### DIRECTION:
Copy every line with the string "content" in it.

### SOURCE MATERIAL:
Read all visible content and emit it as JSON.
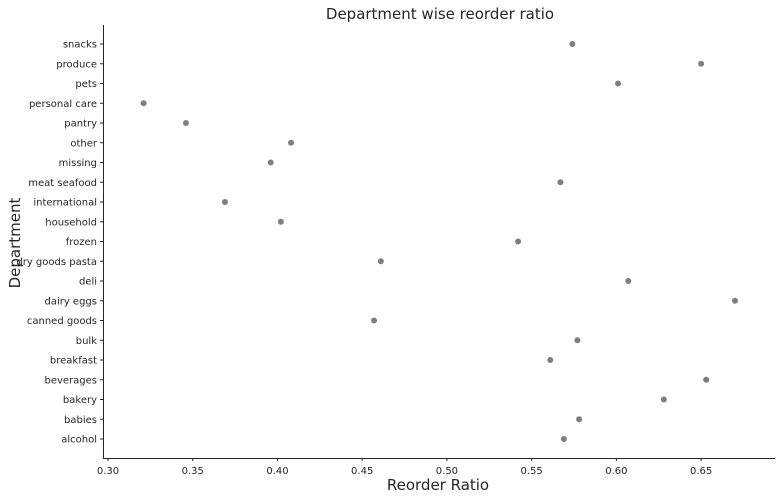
{
  "chart_data": {
    "type": "scatter",
    "title": "Department wise reorder ratio",
    "xlabel": "Reorder Ratio",
    "ylabel": "Department",
    "xlim": [
      0.3,
      0.695
    ],
    "xticks": [
      "0.30",
      "0.35",
      "0.40",
      "0.45",
      "0.50",
      "0.55",
      "0.60",
      "0.65"
    ],
    "grid": false,
    "point_color": "#7f7f7f",
    "categories": [
      "snacks",
      "produce",
      "pets",
      "personal care",
      "pantry",
      "other",
      "missing",
      "meat seafood",
      "international",
      "household",
      "frozen",
      "dry goods pasta",
      "deli",
      "dairy eggs",
      "canned goods",
      "bulk",
      "breakfast",
      "beverages",
      "bakery",
      "babies",
      "alcohol"
    ],
    "values": [
      0.574,
      0.65,
      0.601,
      0.321,
      0.346,
      0.408,
      0.396,
      0.567,
      0.369,
      0.402,
      0.542,
      0.461,
      0.607,
      0.67,
      0.457,
      0.577,
      0.561,
      0.653,
      0.628,
      0.578,
      0.569
    ]
  }
}
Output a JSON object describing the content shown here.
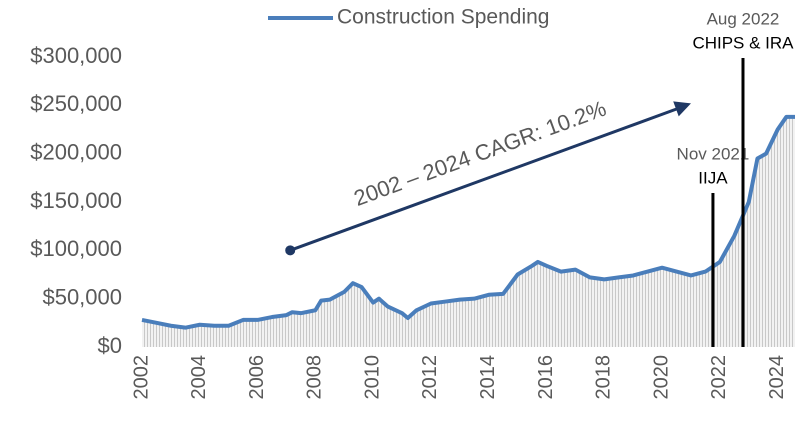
{
  "chart_data": {
    "type": "line",
    "series": [
      {
        "name": "Construction Spending",
        "color": "#4a7ebb",
        "x": [
          2002.0,
          2002.5,
          2003.0,
          2003.5,
          2004.0,
          2004.5,
          2005.0,
          2005.5,
          2006.0,
          2006.5,
          2007.0,
          2007.2,
          2007.5,
          2008.0,
          2008.2,
          2008.5,
          2009.0,
          2009.3,
          2009.6,
          2010.0,
          2010.2,
          2010.5,
          2011.0,
          2011.2,
          2011.5,
          2012.0,
          2012.5,
          2013.0,
          2013.5,
          2014.0,
          2014.5,
          2015.0,
          2015.5,
          2015.7,
          2016.0,
          2016.5,
          2017.0,
          2017.5,
          2018.0,
          2018.5,
          2019.0,
          2019.5,
          2020.0,
          2020.5,
          2021.0,
          2021.5,
          2022.0,
          2022.5,
          2023.0,
          2023.3,
          2023.6,
          2024.0,
          2024.3,
          2024.6
        ],
        "values": [
          28000,
          25000,
          22000,
          20000,
          23000,
          22000,
          22000,
          28000,
          28000,
          31000,
          33000,
          36000,
          35000,
          38000,
          48000,
          49000,
          57000,
          66000,
          62000,
          46000,
          50000,
          42000,
          35000,
          30000,
          38000,
          45000,
          47000,
          49000,
          50000,
          54000,
          55000,
          75000,
          84000,
          88000,
          84000,
          78000,
          80000,
          72000,
          70000,
          72000,
          74000,
          78000,
          82000,
          78000,
          74000,
          78000,
          88000,
          115000,
          150000,
          195000,
          200000,
          225000,
          238000,
          238000
        ]
      }
    ],
    "xlim": [
      2002,
      2024.6
    ],
    "xticks": [
      2002,
      2004,
      2006,
      2008,
      2010,
      2012,
      2014,
      2016,
      2018,
      2020,
      2022,
      2024
    ],
    "ylim": [
      0,
      300000
    ],
    "yticks": [
      {
        "value": 0,
        "label": "$0"
      },
      {
        "value": 50000,
        "label": "$50,000"
      },
      {
        "value": 100000,
        "label": "$100,000"
      },
      {
        "value": 150000,
        "label": "$150,000"
      },
      {
        "value": 200000,
        "label": "$200,000"
      },
      {
        "value": 250000,
        "label": "$250,000"
      },
      {
        "value": 300000,
        "label": "$300,000"
      }
    ],
    "legend": "top",
    "arrow": {
      "text": "2002 – 2024 CAGR: 10.2%",
      "x": [
        2007.13,
        2021.0
      ],
      "y": [
        100000,
        252000
      ],
      "color": "#1f3864"
    },
    "events": [
      {
        "date": "Nov 2021",
        "label": "IIJA",
        "x": 2021.76
      },
      {
        "date": "Aug 2022",
        "label": "CHIPS & IRA",
        "x": 2022.8
      }
    ]
  }
}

### THE OUTPUT:
Read all visible content and emit it as JSON.
Output a JSON object describing the content shown here.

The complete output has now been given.